EXERCISE - Quote verbatim the part of the data that opens with the line containing "line-value: 52.5 <box>461 48 527 78</box>" and closes with the line containing "player-photo <box>54 38 160 174</box>", including both of those lines.

[Region and label listings]
________________________________________

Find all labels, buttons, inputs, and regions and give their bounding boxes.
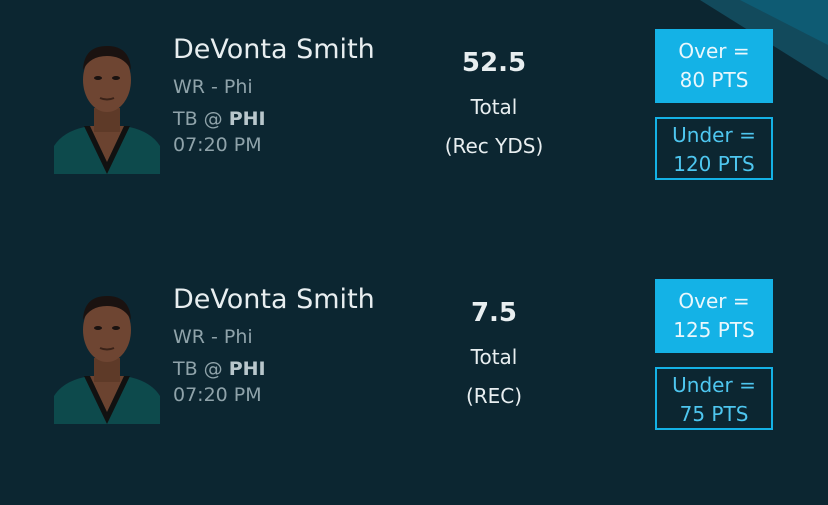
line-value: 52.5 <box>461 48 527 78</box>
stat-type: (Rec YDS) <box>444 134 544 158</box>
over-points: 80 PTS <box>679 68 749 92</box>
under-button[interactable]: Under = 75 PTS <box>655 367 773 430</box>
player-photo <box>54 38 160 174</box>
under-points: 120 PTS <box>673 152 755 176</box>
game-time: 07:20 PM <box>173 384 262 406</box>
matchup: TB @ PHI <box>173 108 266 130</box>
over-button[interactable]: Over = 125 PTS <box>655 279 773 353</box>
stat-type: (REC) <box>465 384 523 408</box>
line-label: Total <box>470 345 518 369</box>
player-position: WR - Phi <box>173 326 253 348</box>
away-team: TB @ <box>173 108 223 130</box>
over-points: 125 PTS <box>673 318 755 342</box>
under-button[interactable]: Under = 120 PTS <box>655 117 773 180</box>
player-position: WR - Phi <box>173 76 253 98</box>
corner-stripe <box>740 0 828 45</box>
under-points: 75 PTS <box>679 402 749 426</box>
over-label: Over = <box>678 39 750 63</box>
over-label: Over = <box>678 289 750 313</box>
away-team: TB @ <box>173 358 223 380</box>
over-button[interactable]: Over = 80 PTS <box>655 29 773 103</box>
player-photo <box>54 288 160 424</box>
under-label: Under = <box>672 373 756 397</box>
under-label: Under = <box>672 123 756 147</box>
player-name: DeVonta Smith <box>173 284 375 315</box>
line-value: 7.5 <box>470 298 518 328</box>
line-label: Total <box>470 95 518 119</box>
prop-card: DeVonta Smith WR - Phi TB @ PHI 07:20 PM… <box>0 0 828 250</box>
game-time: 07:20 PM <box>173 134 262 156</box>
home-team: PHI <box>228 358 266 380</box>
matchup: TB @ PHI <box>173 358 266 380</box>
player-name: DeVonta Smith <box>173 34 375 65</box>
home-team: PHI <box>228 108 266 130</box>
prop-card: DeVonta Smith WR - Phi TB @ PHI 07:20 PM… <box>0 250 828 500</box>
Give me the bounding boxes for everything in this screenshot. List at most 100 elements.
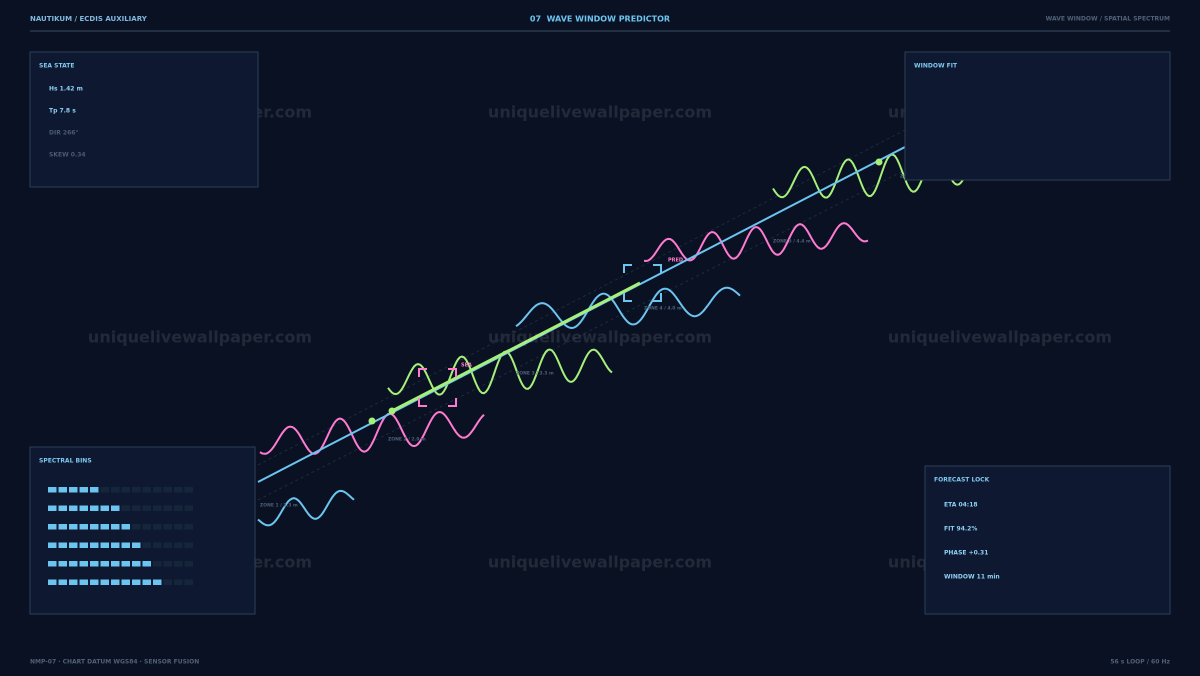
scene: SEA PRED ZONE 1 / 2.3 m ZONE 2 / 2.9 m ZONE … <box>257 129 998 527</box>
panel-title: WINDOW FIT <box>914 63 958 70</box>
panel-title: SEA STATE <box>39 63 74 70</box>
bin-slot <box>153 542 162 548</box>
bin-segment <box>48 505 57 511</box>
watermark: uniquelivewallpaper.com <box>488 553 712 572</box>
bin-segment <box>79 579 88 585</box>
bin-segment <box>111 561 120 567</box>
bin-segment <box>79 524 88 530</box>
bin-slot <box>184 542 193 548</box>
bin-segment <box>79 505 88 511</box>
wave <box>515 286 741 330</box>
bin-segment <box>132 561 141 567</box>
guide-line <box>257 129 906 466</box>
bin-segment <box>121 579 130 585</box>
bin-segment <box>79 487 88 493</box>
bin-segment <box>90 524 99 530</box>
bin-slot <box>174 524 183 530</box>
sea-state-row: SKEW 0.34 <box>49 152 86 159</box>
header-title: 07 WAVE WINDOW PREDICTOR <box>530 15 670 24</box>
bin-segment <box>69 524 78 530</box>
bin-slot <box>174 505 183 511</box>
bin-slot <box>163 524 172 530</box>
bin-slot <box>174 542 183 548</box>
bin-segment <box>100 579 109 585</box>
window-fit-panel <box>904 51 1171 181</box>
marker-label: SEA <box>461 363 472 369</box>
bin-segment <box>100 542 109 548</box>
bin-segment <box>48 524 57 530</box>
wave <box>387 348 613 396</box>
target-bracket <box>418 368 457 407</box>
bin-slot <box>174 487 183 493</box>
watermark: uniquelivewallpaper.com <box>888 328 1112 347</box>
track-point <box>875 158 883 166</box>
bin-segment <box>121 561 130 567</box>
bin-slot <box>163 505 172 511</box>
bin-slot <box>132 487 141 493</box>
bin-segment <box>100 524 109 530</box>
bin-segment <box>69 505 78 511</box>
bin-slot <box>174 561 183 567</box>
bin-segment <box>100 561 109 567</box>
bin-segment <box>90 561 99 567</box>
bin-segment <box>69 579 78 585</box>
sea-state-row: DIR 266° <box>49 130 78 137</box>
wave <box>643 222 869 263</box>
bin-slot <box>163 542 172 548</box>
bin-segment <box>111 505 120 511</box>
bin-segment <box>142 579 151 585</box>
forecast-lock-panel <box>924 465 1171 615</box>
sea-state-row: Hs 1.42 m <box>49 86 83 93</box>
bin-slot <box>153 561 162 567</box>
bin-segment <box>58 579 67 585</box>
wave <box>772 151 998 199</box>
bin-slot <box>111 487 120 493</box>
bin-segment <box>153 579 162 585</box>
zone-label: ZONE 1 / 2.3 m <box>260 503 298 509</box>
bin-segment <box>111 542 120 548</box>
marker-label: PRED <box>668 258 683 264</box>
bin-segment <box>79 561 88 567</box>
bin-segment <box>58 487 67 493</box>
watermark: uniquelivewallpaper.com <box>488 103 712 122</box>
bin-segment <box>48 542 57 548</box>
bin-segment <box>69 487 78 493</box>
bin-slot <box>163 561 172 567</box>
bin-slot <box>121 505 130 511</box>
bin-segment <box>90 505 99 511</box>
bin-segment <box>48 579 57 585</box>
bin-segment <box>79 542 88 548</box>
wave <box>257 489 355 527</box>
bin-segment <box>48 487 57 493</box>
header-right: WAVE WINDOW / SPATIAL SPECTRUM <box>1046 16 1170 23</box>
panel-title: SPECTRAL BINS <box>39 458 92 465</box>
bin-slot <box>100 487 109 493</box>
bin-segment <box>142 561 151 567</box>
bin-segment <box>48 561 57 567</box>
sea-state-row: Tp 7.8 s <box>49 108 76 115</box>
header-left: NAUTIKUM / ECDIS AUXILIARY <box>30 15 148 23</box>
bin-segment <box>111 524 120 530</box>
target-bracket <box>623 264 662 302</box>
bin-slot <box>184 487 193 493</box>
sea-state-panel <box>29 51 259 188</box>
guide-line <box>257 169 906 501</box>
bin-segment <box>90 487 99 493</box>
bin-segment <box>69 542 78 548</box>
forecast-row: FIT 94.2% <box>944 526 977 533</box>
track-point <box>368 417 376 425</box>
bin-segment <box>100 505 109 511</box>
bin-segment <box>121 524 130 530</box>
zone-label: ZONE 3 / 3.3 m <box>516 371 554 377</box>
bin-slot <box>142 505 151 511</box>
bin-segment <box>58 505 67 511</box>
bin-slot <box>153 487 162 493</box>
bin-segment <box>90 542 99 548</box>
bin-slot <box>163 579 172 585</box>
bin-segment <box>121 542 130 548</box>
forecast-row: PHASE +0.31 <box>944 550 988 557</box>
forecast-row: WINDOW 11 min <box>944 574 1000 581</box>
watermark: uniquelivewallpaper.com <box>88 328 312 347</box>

________________________________________

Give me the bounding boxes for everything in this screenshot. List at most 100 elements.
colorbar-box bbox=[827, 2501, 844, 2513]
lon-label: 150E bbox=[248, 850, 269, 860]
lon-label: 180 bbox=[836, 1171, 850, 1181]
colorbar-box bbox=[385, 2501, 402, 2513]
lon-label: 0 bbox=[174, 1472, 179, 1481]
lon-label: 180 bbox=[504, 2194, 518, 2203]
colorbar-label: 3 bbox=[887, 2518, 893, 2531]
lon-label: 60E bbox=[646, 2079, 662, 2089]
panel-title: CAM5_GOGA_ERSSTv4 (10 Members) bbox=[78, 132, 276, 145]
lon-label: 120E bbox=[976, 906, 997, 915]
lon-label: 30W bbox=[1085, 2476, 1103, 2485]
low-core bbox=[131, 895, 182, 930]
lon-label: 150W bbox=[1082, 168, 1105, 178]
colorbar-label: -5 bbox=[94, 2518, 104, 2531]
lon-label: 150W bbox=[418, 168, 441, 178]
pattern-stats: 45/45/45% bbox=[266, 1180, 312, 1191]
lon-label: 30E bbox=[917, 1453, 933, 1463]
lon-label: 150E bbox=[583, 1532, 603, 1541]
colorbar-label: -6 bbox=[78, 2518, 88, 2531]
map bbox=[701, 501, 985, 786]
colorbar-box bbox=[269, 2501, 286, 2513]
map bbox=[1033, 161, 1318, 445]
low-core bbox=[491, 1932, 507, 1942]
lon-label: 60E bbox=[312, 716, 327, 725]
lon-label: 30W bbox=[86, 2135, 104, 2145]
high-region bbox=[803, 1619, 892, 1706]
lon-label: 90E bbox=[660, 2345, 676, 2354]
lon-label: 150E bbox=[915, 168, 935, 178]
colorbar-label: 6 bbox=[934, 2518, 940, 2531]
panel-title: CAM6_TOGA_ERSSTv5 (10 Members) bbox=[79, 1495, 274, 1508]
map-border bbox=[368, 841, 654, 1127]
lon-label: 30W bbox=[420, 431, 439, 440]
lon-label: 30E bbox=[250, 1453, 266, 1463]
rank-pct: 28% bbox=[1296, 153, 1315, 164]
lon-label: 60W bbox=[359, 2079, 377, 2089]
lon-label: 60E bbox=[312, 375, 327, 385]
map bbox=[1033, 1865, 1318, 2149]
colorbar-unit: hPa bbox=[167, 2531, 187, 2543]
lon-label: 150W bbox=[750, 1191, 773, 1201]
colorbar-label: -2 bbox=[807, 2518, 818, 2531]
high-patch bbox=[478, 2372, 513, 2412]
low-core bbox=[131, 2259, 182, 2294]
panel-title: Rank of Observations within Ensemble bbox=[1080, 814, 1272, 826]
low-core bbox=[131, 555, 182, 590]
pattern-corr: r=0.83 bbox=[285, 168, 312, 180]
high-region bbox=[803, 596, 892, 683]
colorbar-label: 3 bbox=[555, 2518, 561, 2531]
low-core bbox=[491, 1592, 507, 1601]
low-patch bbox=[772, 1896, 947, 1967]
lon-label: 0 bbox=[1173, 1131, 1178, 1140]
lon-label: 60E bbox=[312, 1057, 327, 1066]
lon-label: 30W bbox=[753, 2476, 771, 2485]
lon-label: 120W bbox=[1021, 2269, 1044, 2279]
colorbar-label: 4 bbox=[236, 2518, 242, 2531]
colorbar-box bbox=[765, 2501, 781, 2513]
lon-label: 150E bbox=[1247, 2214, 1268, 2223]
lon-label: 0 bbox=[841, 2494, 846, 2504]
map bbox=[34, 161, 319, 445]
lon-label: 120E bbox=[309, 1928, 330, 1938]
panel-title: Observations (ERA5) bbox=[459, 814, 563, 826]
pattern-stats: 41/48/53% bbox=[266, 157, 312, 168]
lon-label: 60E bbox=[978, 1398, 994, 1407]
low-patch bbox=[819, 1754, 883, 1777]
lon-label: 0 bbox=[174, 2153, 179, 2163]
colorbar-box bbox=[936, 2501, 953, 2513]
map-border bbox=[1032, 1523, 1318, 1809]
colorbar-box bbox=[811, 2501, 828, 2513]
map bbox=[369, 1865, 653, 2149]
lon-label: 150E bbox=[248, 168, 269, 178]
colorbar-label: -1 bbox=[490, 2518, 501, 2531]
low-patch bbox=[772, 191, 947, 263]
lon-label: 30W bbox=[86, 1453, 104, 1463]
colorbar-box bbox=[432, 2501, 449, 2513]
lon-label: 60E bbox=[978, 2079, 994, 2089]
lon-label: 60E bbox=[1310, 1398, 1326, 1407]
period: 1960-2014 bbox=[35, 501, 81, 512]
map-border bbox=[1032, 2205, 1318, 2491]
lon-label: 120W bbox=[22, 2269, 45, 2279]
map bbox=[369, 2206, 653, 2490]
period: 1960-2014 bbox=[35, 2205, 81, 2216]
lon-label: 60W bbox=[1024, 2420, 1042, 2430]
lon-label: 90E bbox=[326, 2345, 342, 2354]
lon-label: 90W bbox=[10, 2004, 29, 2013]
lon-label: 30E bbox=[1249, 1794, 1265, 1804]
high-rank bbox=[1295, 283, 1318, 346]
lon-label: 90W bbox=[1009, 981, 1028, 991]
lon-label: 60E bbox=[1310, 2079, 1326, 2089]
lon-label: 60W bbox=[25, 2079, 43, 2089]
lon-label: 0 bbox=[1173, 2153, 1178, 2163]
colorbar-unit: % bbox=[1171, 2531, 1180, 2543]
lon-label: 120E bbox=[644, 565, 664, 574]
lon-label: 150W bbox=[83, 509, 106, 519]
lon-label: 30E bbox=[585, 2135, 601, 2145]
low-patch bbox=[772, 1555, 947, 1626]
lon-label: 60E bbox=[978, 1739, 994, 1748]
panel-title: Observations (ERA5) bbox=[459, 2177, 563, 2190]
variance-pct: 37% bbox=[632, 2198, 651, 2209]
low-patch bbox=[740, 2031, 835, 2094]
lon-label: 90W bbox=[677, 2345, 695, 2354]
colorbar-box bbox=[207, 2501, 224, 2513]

________________________________________

RESPONSE -
line-value: 52.5 <box>461 48 527 78</box>
stat-type: (Rec YDS) <box>444 134 544 158</box>
over-points: 80 PTS <box>679 68 749 92</box>
under-button[interactable]: Under = 75 PTS <box>655 367 773 430</box>
player-photo <box>54 38 160 174</box>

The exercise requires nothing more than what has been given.